| SOLICITAÇÃO ESCRITA 1 |
Reproduza literalmente as linhas da listagem começando pela linha que contém "506, 372, 526]" e terminando no fim da listagem, incluindo ambas as extremidades.

| TEXTO DE ORIGEM |

☆ ☆ ☆ ☆ ☆ ☆ ☆

15 setembro 2015

COLAPSO EM (MENOS DE) 40 ANOS


O Futuro Climático da Amazônia*



Lançado há um ano em São Paulo, o relatório “O Futuro Climático da Amazônia” conclui 
que a redução do desmatamento não basta para garantir as funções climáticas do bioma

A floresta sobreviveu por mais de 50 milhões de anos a vulcanismos, glaciações, meteoros, deriva do continente. Mas em menos de 50 anos, encontra-se ameaçada pela ação de humanos. Existe um paralelo entre a lenda grega do calcanhar de Aquiles e a importância da grande floresta amazônica para o clima da Terra.

Como o herói grego, a Amazônia – essa assembleia astronômica de extraordinários seres vivos – deve possuir algum tipo de capacidade que a tornou uma guerreira invulnerável, por dezenas de milhões de anos, resistindo aos cataclismos geofísicos que assolaram o planeta. Os achados quanto ao poder sobre os elementos da grande floresta, do condicionamento atmosférico umedecedor, passando pela nucleação de nuvens, à bomba biótica, revela e sugere mecanismos elaborados de invulnerabilidade. Onde estaria então o ponto fraco?

Resposta: na degradação e no desmatamento. Como a grande floresta presta um rol determinante de serviços para a estabilidade do clima local, regional e global, sua ruptura física significa levar a “grande guerreira” à derrota nesses papéis, a exemplo da ruptura do calcanhar de Aquiles, que o fez perder a guerra. A flecha do inimigo é a motosserra, o correntão, o fogo, a fumaça, a fuligem e outros fatores de origem humana que surgiram do uso errado, descontrolado e terrível das invenções do Antropoceno, a nova era em que a humanidade tornou-se uma força geológica capaz de mudar a face do planeta.

A perturbação antropogênica, embora já extensiva e provavelmente demasiada, é o fator mais imprevisível numa projeção sobre o destino final da Amazônia. A razão simples é que temos o livre arbítrio. Se escolhermos continuar no ritmo “deixa-como-está-para-ver-como-é-que-fica” (business as usual), e principalmente se optarmos por não recuperar os estragos infligidos à grande floresta, a teoria sugere que o sistema amazônico pode entrar em colapso em menos de 40 anos.

Os limiares de desmatamento nos quais as simulações indicavam ruptura do sistema climático atual estão se aproximando. Os efeitos locais e regionais no clima já estão sendo observados muito antes do esperado, especialmente ao longo das zonas mais devastadas, mas também nas áreas mais afastadas que dependiam da floresta para sua chuva.

O futuro climático da Amazônia chegou. A responsabilidade é nossa, sobre o que faremos com esse conhecimento. Portanto, a decisão urgente e já tardia pela intensificação da ação não pode esperar, se é que existe ainda chance de se reverter o quadro ameaçador. O investimento feito na atividade científica na Amazônia rendeu frutos de informação rica, fundamentada e disponível. A responsabilidade é nossa sobre o que faremos com esse conhecimento.

☆ ☆ ☆ ☆ ☆ ☆ ☆

Registros de uma fonte de dados:

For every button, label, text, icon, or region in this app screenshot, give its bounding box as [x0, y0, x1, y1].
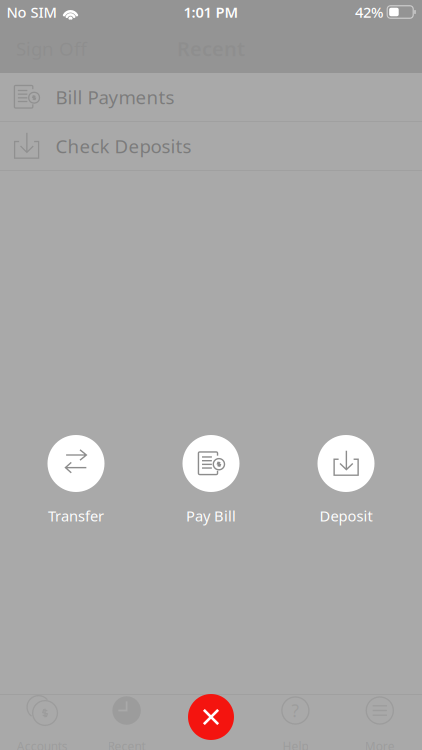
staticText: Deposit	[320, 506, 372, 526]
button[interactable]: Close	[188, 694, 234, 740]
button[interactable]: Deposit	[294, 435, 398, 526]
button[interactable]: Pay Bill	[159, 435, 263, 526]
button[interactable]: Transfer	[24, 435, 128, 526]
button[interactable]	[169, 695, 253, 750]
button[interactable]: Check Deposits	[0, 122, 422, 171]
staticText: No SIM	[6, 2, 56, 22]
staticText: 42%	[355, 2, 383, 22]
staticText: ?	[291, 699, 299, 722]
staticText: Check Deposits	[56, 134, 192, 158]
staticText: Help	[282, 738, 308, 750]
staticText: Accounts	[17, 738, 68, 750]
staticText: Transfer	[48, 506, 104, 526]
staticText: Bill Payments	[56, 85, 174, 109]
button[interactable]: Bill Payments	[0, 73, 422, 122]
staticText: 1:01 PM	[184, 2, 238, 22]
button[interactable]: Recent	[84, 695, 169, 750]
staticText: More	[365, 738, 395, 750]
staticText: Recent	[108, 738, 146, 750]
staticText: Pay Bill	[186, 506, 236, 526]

☆ ☆ ☆ ☆ ☆ ☆ ☆

| SOLICITAÇÃO ESCRITA 2 |
Cite literalmente o trecho do texto sobre o futuro climático da Amazônia começando em "O Futuro Climático da Amazônia*" e terminando em "clima da Terra.".

| RESPOSTA CORRETA 1 |
staticText: Deposit	[320, 506, 372, 526]
button[interactable]: Close	[188, 694, 234, 740]
button[interactable]: Deposit	[294, 435, 398, 526]
button[interactable]: Pay Bill	[159, 435, 263, 526]
button[interactable]: Transfer	[24, 435, 128, 526]
button[interactable]	[169, 695, 253, 750]
button[interactable]: Check Deposits	[0, 122, 422, 171]
staticText: No SIM	[6, 2, 56, 22]
staticText: 42%	[355, 2, 383, 22]
staticText: ?	[291, 699, 299, 722]
staticText: Check Deposits	[56, 134, 192, 158]
staticText: Help	[282, 738, 308, 750]
staticText: Accounts	[17, 738, 68, 750]
staticText: Transfer	[48, 506, 104, 526]
staticText: Bill Payments	[56, 85, 174, 109]
button[interactable]: Bill Payments	[0, 73, 422, 122]
staticText: 1:01 PM	[184, 2, 238, 22]
button[interactable]: Recent	[84, 695, 169, 750]
staticText: More	[365, 738, 395, 750]
staticText: Recent	[108, 738, 146, 750]
staticText: Pay Bill	[186, 506, 236, 526]

| RESPOSTA CORRETA 2 |
O Futuro Climático da Amazônia*



Lançado há um ano em São Paulo, o relatório “O Futuro Climático da Amazônia” conclui 
que a redução do desmatamento não basta para garantir as funções climáticas do bioma

A floresta sobreviveu por mais de 50 milhões de anos a vulcanismos, glaciações, meteoros, deriva do continente. Mas em menos de 50 anos, encontra-se ameaçada pela ação de humanos. Existe um paralelo entre a lenda grega do calcanhar de Aquiles e a importância da grande floresta amazônica para o clima da Terra.